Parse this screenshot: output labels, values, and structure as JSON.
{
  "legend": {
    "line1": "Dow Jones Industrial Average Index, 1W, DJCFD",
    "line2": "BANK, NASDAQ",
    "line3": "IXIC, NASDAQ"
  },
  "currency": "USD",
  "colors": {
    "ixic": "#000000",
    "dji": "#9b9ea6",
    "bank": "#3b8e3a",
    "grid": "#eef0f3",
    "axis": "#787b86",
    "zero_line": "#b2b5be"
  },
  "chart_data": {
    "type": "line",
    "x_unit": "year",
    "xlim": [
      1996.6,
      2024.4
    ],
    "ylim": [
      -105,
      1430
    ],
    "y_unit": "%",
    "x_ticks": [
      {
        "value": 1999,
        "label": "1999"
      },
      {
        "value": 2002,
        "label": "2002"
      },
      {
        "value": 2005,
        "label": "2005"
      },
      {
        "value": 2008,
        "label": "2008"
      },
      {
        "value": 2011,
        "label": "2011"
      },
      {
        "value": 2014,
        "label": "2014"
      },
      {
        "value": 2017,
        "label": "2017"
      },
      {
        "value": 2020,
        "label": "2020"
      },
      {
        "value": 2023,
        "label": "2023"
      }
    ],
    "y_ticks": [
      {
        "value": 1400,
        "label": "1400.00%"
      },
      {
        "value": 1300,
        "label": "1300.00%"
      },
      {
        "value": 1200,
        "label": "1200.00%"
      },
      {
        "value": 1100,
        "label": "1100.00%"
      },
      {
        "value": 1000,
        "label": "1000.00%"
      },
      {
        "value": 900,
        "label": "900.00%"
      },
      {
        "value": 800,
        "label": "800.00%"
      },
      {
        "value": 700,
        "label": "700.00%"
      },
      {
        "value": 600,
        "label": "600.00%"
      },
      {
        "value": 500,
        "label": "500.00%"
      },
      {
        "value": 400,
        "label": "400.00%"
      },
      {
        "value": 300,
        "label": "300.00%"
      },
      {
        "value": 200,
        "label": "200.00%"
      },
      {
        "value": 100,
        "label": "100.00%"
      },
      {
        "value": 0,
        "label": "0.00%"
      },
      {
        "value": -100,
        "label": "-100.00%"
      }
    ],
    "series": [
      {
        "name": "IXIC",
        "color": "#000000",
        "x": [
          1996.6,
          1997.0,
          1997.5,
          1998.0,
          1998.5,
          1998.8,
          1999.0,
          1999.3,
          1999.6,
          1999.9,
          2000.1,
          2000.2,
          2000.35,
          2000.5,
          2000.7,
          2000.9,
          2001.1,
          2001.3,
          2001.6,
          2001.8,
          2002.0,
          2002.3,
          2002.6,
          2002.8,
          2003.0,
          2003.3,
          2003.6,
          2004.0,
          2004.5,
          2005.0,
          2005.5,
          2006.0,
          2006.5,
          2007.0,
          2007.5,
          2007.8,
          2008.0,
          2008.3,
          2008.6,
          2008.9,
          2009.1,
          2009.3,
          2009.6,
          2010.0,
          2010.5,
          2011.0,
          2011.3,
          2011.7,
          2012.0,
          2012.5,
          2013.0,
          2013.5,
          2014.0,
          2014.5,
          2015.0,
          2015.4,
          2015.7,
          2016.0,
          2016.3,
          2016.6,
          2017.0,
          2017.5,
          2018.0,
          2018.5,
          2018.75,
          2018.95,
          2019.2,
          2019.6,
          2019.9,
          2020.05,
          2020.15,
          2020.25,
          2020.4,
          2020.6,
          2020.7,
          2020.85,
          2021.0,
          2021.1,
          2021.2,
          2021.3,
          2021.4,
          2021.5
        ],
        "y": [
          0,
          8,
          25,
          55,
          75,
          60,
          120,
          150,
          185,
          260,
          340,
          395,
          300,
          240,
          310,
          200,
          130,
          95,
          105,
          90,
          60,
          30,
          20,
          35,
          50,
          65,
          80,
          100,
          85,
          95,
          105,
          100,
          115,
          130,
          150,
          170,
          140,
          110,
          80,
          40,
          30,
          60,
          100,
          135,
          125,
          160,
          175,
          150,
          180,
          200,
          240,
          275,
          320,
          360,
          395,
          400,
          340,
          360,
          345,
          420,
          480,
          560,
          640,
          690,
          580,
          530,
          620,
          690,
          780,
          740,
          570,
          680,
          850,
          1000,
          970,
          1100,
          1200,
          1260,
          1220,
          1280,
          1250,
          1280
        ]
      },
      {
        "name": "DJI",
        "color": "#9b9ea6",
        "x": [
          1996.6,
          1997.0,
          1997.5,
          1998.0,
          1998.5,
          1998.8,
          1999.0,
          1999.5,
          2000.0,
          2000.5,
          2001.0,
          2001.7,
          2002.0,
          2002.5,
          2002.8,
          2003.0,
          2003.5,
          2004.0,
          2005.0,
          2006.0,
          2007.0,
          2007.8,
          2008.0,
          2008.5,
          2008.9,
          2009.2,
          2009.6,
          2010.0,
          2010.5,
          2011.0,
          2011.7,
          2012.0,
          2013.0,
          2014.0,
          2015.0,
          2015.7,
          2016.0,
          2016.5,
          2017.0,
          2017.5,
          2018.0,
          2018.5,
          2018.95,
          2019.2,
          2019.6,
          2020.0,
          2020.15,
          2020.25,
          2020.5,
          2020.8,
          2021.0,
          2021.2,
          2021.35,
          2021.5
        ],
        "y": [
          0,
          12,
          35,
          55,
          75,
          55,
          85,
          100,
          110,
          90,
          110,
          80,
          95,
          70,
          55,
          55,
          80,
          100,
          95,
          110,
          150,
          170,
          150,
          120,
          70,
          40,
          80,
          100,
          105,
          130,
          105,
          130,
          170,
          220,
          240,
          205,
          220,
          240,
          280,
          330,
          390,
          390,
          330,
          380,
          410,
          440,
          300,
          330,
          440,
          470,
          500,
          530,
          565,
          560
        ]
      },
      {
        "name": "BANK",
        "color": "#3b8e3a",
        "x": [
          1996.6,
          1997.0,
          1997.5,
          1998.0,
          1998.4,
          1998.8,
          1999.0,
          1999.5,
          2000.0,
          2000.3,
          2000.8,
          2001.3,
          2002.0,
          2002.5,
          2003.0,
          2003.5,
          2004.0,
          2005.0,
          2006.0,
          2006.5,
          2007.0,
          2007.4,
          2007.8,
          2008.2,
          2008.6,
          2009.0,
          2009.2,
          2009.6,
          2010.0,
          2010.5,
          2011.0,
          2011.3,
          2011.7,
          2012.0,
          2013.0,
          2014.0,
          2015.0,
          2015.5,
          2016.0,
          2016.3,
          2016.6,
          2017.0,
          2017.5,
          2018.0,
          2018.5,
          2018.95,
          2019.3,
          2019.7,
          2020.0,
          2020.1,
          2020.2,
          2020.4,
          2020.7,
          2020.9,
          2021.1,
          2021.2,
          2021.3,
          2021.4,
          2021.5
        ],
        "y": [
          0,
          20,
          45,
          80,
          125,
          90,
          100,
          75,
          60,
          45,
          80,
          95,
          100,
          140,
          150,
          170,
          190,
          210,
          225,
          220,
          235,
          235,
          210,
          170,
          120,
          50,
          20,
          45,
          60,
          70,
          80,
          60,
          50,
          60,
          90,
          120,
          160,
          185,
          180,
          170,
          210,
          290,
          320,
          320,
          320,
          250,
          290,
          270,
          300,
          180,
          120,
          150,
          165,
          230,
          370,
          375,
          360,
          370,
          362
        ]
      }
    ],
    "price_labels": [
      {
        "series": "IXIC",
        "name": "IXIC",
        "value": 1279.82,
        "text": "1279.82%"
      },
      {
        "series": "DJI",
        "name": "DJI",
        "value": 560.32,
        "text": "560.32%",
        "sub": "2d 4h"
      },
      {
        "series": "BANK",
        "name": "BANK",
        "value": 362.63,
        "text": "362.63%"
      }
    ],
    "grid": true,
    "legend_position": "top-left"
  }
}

==============================

§ TO BE DONE
Return each line among the entries that holds the word "series".

§ EXERCISE OUTPUT
    "series": [
        "series": "IXIC",
        "series": "DJI",
        "series": "BANK",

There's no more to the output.